* Given instruction
Transcribe the data in full and exactly, omitting any pictures.

Data entries:
——

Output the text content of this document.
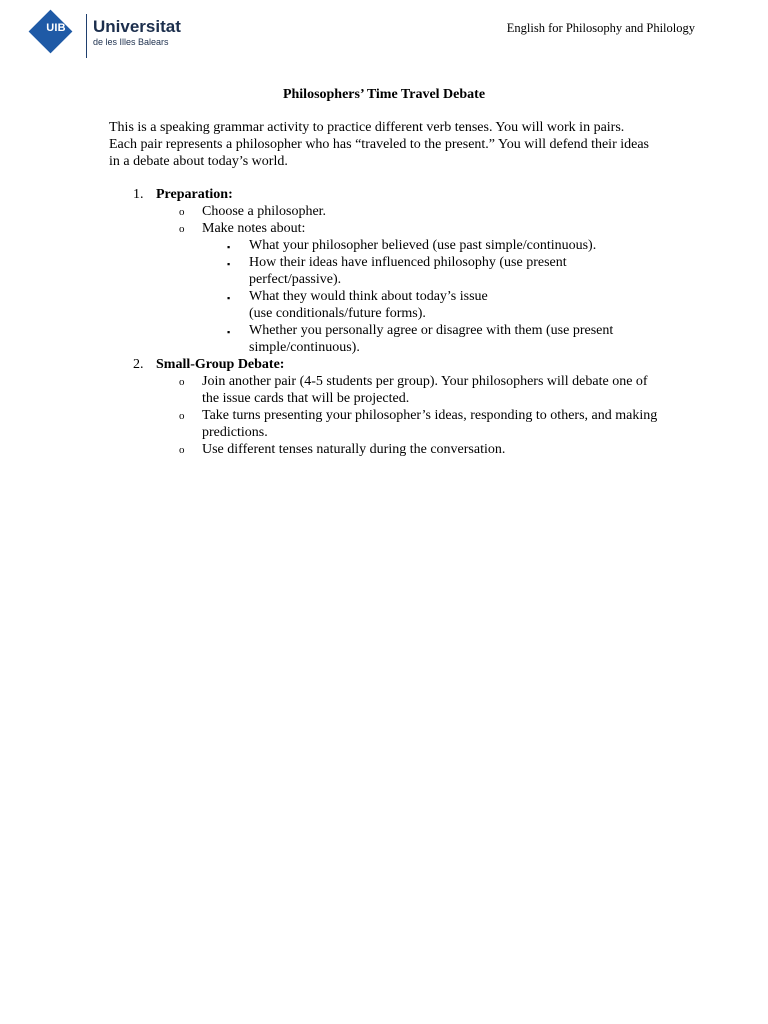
UIB	Universitat
de les Illes Balears
English for Philosophy and Philology
Philosophers’ Time Travel Debate
This is a speaking grammar activity to practice different verb tenses. You will work in pairs. Each pair represents a philosopher who has “traveled to the present.” You will defend their ideas in a debate about today’s world.
1. Preparation:
o Choose a philosopher.
o Make notes about:
▪ What your philosopher believed (use past simple/continuous).
▪ How their ideas have influenced philosophy (use present perfect/passive).
▪ What they would think about today’s issue
(use conditionals/future forms).
▪ Whether you personally agree or disagree with them (use present simple/continuous).
2. Small-Group Debate:
o Join another pair (4-5 students per group). Your philosophers will debate one of the issue cards that will be projected.
o Take turns presenting your philosopher’s ideas, responding to others, and making predictions.
o Use different tenses naturally during the conversation.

——

* Response to this task
Output the text content of this document.
UIB	Universitat
de les Illes Balears
English for Philosophy and Philology
Philosophers’ Time Travel Debate
This is a speaking grammar activity to practice different verb tenses. You will work in pairs. Each pair represents a philosopher who has “traveled to the present.” You will defend their ideas in a debate about today’s world.
1. Preparation:
o Choose a philosopher.
o Make notes about:
▪ What your philosopher believed (use past simple/continuous).
▪ How their ideas have influenced philosophy (use present perfect/passive).
▪ What they would think about today’s issue
(use conditionals/future forms).
▪ Whether you personally agree or disagree with them (use present simple/continuous).
2. Small-Group Debate:
o Join another pair (4-5 students per group). Your philosophers will debate one of the issue cards that will be projected.
o Take turns presenting your philosopher’s ideas, responding to others, and making predictions.
o Use different tenses naturally during the conversation.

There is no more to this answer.